§ WHAT THE TASK REQUIRES: Reproduce every line of the entries below character for character, and leave the pictures out.

◆ ◆ ◆ ◆ ◆

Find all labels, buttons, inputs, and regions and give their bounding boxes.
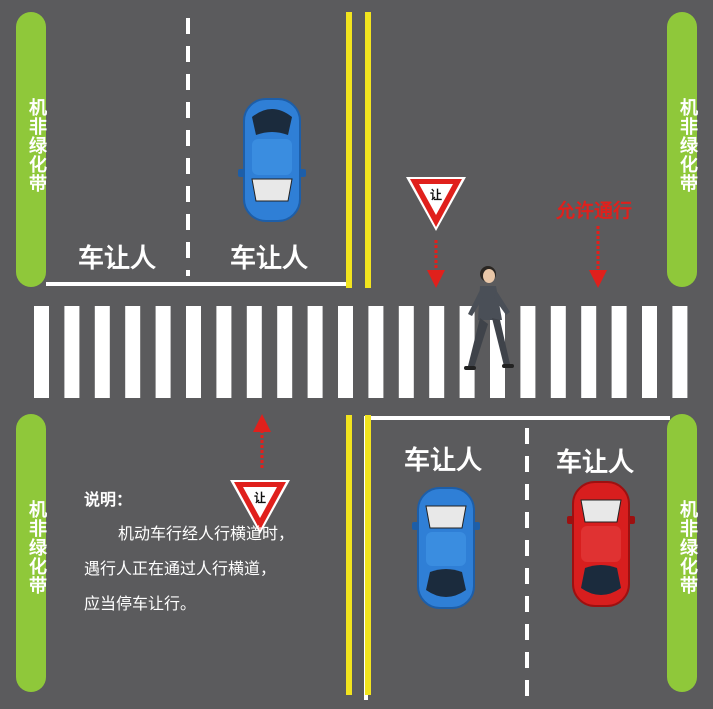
green-belt-label-bottom-left: 机非绿化带 xyxy=(26,500,47,595)
zebra-stripe xyxy=(338,306,353,398)
down-arrow-permit-icon xyxy=(589,226,607,288)
yellow-center-line-2 xyxy=(365,12,371,288)
yield-sign-bottom-text: 让 xyxy=(253,491,266,505)
zebra-stripe xyxy=(34,306,49,398)
zebra-stripe xyxy=(155,306,171,398)
zebra-stripe xyxy=(64,306,80,398)
zebra-stripe xyxy=(368,306,384,398)
yellow-center-line-3 xyxy=(346,415,352,695)
red-car-icon xyxy=(567,481,635,607)
pedestrian-icon xyxy=(464,266,514,370)
note-line-3: 应当停车让行。 xyxy=(84,594,197,613)
zebra-stripe xyxy=(642,306,657,398)
yellow-center-line-4 xyxy=(365,415,371,695)
note-line-2: 遇行人正在通过人行横道， xyxy=(84,559,277,578)
blue-car-icon xyxy=(238,98,306,222)
note-title: 说明： xyxy=(84,490,133,509)
zebra-stripe xyxy=(429,306,445,398)
zebra-crossing xyxy=(34,306,688,398)
green-belt-label-bottom-right: 机非绿化带 xyxy=(677,500,698,595)
green-belt-label-top-left: 机非绿化带 xyxy=(26,98,47,193)
zebra-stripe xyxy=(398,306,414,398)
yield-sign-bottom-icon xyxy=(230,480,290,534)
zebra-stripe xyxy=(246,306,262,398)
permit-label: 允许通行 xyxy=(556,200,633,222)
zebra-stripe xyxy=(459,306,475,398)
zebra-stripe xyxy=(520,306,536,398)
lane-label-bottom-right: 车让人 xyxy=(556,448,635,478)
zebra-stripe xyxy=(216,306,232,398)
green-belt-top-left xyxy=(16,12,46,287)
zebra-stripe xyxy=(611,306,627,398)
lane-label-top-right: 车让人 xyxy=(230,244,309,274)
zebra-stripe xyxy=(550,306,566,398)
green-belt-bottom-right xyxy=(667,414,697,692)
yield-sign-icon xyxy=(406,177,466,231)
green-belt-label-top-right: 机非绿化带 xyxy=(677,98,698,193)
zebra-stripe xyxy=(581,306,597,398)
green-belt-bottom-left xyxy=(16,414,46,692)
lane-label-bottom-left: 车让人 xyxy=(404,446,483,476)
zebra-stripe xyxy=(672,306,688,398)
zebra-stripe xyxy=(94,306,110,398)
yellow-center-line-1 xyxy=(346,12,352,288)
yield-sign-text: 让 xyxy=(429,188,442,202)
up-arrow-icon xyxy=(253,414,271,470)
zebra-stripe xyxy=(186,306,201,398)
note-line-1: 机动车行经人行横道时， xyxy=(118,524,295,543)
green-belt-top-right xyxy=(667,12,697,287)
blue-car-bottom-icon xyxy=(412,487,480,609)
down-arrow-icon xyxy=(427,240,445,288)
zebra-stripe xyxy=(125,306,141,398)
zebra-stripe xyxy=(277,306,293,398)
lane-label-top-left: 车让人 xyxy=(78,244,157,274)
zebra-stripe xyxy=(307,306,323,398)
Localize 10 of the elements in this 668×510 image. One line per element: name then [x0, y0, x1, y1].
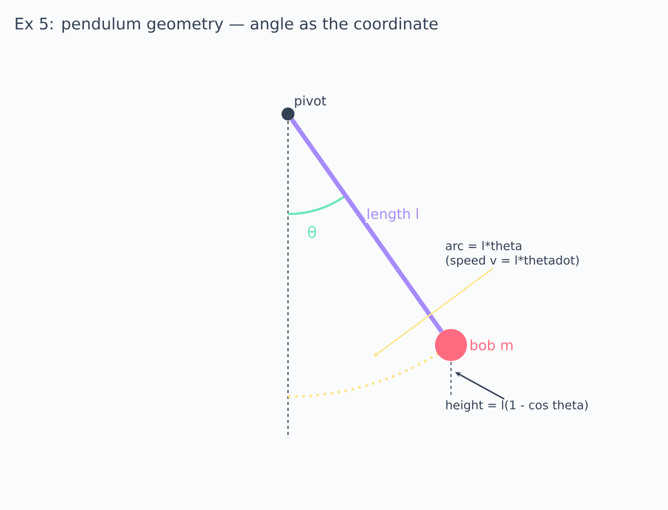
pendulum-rod	[290, 118, 444, 334]
pivot-point	[282, 108, 294, 120]
pivot-label: pivot	[295, 96, 326, 108]
title: Ex 5: pendulum geometry — angle as the coordinate	[16, 17, 438, 33]
annotation-text: height = l(1 - cos theta)	[446, 400, 588, 412]
bob-label: bob m	[470, 340, 512, 350]
angle-label: θ	[308, 226, 316, 238]
annotation-text: arc = l*theta (speed v = l*thetadot)	[446, 241, 579, 267]
edge-label: length l	[365, 207, 420, 223]
bob-circle	[435, 329, 467, 361]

◆ ◆ ◆ ◆ ◆

§ CORRECT ANSWER:
Find all labels, buttons, inputs, and regions and give their bounding boxes.
green-belt-label-bottom-left: 机非绿化带 xyxy=(26,500,47,595)
zebra-stripe xyxy=(338,306,353,398)
down-arrow-permit-icon xyxy=(589,226,607,288)
yellow-center-line-2 xyxy=(365,12,371,288)
yield-sign-bottom-text: 让 xyxy=(253,491,266,505)
zebra-stripe xyxy=(34,306,49,398)
zebra-stripe xyxy=(155,306,171,398)
zebra-stripe xyxy=(64,306,80,398)
zebra-stripe xyxy=(368,306,384,398)
yellow-center-line-3 xyxy=(346,415,352,695)
red-car-icon xyxy=(567,481,635,607)
pedestrian-icon xyxy=(464,266,514,370)
note-line-3: 应当停车让行。 xyxy=(84,594,197,613)
zebra-stripe xyxy=(642,306,657,398)
yellow-center-line-4 xyxy=(365,415,371,695)
note-line-2: 遇行人正在通过人行横道， xyxy=(84,559,277,578)
blue-car-icon xyxy=(238,98,306,222)
note-title: 说明： xyxy=(84,490,133,509)
zebra-stripe xyxy=(429,306,445,398)
zebra-crossing xyxy=(34,306,688,398)
green-belt-label-bottom-right: 机非绿化带 xyxy=(677,500,698,595)
green-belt-label-top-left: 机非绿化带 xyxy=(26,98,47,193)
zebra-stripe xyxy=(398,306,414,398)
yield-sign-bottom-icon xyxy=(230,480,290,534)
zebra-stripe xyxy=(246,306,262,398)
permit-label: 允许通行 xyxy=(556,200,633,222)
zebra-stripe xyxy=(459,306,475,398)
zebra-stripe xyxy=(520,306,536,398)
lane-label-bottom-right: 车让人 xyxy=(556,448,635,478)
zebra-stripe xyxy=(216,306,232,398)
green-belt-top-left xyxy=(16,12,46,287)
zebra-stripe xyxy=(611,306,627,398)
lane-label-top-right: 车让人 xyxy=(230,244,309,274)
zebra-stripe xyxy=(550,306,566,398)
green-belt-bottom-right xyxy=(667,414,697,692)
yield-sign-icon xyxy=(406,177,466,231)
green-belt-label-top-right: 机非绿化带 xyxy=(677,98,698,193)
zebra-stripe xyxy=(581,306,597,398)
green-belt-bottom-left xyxy=(16,414,46,692)
lane-label-bottom-left: 车让人 xyxy=(404,446,483,476)
zebra-stripe xyxy=(672,306,688,398)
zebra-stripe xyxy=(94,306,110,398)
yellow-center-line-1 xyxy=(346,12,352,288)
yield-sign-text: 让 xyxy=(429,188,442,202)
up-arrow-icon xyxy=(253,414,271,470)
zebra-stripe xyxy=(186,306,201,398)
note-line-1: 机动车行经人行横道时， xyxy=(118,524,295,543)
green-belt-top-right xyxy=(667,12,697,287)
blue-car-bottom-icon xyxy=(412,487,480,609)
down-arrow-icon xyxy=(427,240,445,288)
zebra-stripe xyxy=(125,306,141,398)
zebra-stripe xyxy=(277,306,293,398)
lane-label-top-left: 车让人 xyxy=(78,244,157,274)
zebra-stripe xyxy=(307,306,323,398)
Localize 10 of the elements in this 668×510 image. One line per element: name then [x0, y0, x1, y1].
pendulum-rod	[290, 118, 444, 334]
pivot-point	[282, 108, 294, 120]
pivot-label: pivot	[295, 96, 326, 108]
title: Ex 5: pendulum geometry — angle as the coordinate	[16, 17, 438, 33]
annotation-text: height = l(1 - cos theta)	[446, 400, 588, 412]
bob-label: bob m	[470, 340, 512, 350]
angle-label: θ	[308, 226, 316, 238]
annotation-text: arc = l*theta (speed v = l*thetadot)	[446, 241, 579, 267]
edge-label: length l	[365, 207, 420, 223]
bob-circle	[435, 329, 467, 361]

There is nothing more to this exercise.